Your tasks
**A)** List the three pieces that the post on custom widgets in Django's newforms-admin says were needed for this to work.
**B)** In the post on custom widgets in Django's newforms-admin, which Django SVN revision does the described approach apply to?
**C)** Write the next part of the post on custom widgets in Django's newforms-admin, picking up right after its last line.

Using custom widgets with Django's newforms-admin

The following isn't magic but it was unclear to me and required reading both documentation and source code and some additional Googling to get right. Maybe that's because I'm a Django newbie, but hey, I'm probably not the only one. By the way, the following applies to Django SVN revision 8068. That's roughly Django 1.0 alpha.

Anyway, I have in my model a field that's basically a time-stamped boolean: a field called deleted of type DateTimeField. If it's NULL, the thing, let's call it Foo, is not deleted; if it has a value, it tells us the Foo in question was marked as deleted back then. It's not the only way I could have implemented it but it meets my requirements and I didn't want to change it.

How to display that in admin? I could have left it as just a split datetime field, but that doesn't really communicate the intent. A checkbox with additional text telling the date is a much better representation.

I found some help in in Stuart Langridge's Overriding a single field in the Django admin, using newforms-admin, but it seems it's slightly outdated and didn't contain all the details.

Turns out for this to work well, I needed three bits: a widget class, a field class and a formfield_for_dbfield method in my ModelAdmin class.

Here's my widget class:

class BooleanDateWidget(forms.CheckboxInput):
    def __init__(self, attrs=None, check_test=lambda v: v is not None):
        super(BooleanDateWidget, self).__init__(attrs, check_test)

    def render(self, name, value, attrs=None):
        final_attrs = self.build_attrs(attrs, type='checkbox', name=name)
        try:
            result = self.check_test(value)
        except: # Silently catch exceptions
            result = False
        if result:
            final_attrs['checked'] = 'checked'
            dt = ' <label for="%s" class="vCheckboxLabel">(%s)</label>' % (final_attrs["id"], value)

Supplied information
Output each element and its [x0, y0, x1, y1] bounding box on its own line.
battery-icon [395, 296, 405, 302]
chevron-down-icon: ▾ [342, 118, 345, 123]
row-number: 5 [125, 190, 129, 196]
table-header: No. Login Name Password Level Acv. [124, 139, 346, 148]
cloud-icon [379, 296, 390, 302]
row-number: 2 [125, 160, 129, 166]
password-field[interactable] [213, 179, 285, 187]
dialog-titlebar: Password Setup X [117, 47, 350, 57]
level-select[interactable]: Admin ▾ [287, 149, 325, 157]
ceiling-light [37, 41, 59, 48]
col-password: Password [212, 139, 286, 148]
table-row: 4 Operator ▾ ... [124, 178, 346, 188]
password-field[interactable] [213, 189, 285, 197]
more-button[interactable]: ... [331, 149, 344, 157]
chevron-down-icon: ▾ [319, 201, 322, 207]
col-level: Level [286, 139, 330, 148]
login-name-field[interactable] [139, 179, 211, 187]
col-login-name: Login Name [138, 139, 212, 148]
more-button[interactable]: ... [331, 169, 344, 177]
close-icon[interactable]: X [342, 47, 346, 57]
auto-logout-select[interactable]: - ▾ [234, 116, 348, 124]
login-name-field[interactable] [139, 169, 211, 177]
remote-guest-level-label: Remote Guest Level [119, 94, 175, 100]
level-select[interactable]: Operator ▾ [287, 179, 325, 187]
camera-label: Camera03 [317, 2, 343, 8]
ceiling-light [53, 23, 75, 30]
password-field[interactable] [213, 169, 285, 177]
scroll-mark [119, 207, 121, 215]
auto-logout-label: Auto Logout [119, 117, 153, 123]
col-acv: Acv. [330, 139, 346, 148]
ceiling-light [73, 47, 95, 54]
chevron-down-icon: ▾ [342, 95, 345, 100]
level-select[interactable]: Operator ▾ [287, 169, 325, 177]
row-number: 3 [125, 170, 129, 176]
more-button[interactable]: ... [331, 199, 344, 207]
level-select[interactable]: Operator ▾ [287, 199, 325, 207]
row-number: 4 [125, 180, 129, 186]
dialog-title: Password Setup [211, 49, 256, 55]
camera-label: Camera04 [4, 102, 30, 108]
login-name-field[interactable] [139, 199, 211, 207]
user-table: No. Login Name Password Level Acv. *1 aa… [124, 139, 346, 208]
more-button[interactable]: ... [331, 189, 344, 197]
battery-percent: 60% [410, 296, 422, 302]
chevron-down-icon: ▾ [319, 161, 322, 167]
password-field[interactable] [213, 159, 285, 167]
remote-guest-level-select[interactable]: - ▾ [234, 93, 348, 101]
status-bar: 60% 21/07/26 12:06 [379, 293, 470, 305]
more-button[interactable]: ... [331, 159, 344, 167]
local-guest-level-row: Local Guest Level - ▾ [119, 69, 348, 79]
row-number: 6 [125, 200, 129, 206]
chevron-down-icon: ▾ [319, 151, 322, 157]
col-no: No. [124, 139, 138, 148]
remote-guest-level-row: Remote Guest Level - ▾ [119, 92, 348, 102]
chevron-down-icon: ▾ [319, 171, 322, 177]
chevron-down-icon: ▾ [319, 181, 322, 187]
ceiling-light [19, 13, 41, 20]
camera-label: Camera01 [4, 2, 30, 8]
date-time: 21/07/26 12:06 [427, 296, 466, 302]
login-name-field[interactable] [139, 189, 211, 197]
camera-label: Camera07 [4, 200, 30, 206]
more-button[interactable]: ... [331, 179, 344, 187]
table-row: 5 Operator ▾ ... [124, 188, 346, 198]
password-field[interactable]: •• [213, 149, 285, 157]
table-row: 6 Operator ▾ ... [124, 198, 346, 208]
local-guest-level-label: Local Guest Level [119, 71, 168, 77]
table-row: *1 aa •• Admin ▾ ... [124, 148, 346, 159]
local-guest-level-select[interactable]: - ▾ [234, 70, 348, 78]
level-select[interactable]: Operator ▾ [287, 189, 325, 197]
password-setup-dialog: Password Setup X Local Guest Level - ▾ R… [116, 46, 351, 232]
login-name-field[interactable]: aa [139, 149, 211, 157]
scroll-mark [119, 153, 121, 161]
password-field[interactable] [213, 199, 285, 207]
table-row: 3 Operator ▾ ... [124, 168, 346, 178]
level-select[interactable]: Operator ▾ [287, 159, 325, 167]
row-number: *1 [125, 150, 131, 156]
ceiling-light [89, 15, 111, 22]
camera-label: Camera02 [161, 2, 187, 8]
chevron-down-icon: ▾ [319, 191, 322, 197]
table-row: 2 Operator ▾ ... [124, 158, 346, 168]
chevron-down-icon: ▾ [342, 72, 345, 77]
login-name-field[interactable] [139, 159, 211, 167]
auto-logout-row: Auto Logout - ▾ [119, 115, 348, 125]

Task results
**A)**
- a widget class
- a field class
- a formfield_for_dbfield method in the ModelAdmin class

**B)** Django SVN revision 8068, roughly Django 1.0 alpha.

**C)**
        else:
            dt = ""
        if value not in ('', True, False, None):
            # Only add the 'value' attribute if a value is non-empty.
            final_attrs['value'] = force_unicode(value)
        return mark_safe(u'<input%s />%s' % (flatatt(final_attrs), dt))

The render method has mostly been copied and pasted from django.forms.CheckboxInput.render, with a few modifications to create an additional label. When database value is rendered to the admin form, that method gets called. If deleted is NULL, it creates an empty checkbox; if there's a date there, it creates a checked checkbox with an additional label that contains the timestamp (not very prettily formatted, though.)

Next, the field class:

class BooleanDateField(fields.BooleanField):
    widget = BooleanDateWidget

    def clean(self, value):
        v = super(BooleanDateField, self).clean(value)
        if v:
            return datetime.datetime.now()
        return None

That's pretty simple. I just specify the widget to use and make the clean method which is called when the value sent by the browser is validated for storage in the model return either None if the checkbox was checked or None otherwise.

And finally the last piece is formfield_for_dbfield method in the ModelAdmin class.

class FooAdmin(admin.ModelAdmin):
    def formfield_for_dbfield(self, db_field, **kwargs):
        if db_field.name == 'deleted':
            field = db_field.formfield(form_class=booleandate.BooleanDateField)
        else:
            field = super(FooAdmin,self).formfield_for_dbfield(db_field,**kwargs)
        return field

That method is invoked when the newforms-admin interface needs the field object for displaying and handling the deleted value. It checks the field name to specialize the interface. For the deleted class, we call the db_field object's formfield method, otherwise we delegate to ModelAdmin. ModelAdmin's formfield_for_dbfield is pretty simple itself, it mostly just sets the widget type for a few field types and calls the formfield method of the db_field object. That's what we could have done here, too; instead of specifying the widget type in the Field class, we could have done it here.

That's all it takes! With those modifications, the split datetime field disappears and instead you get a datetime-labeled checkbox.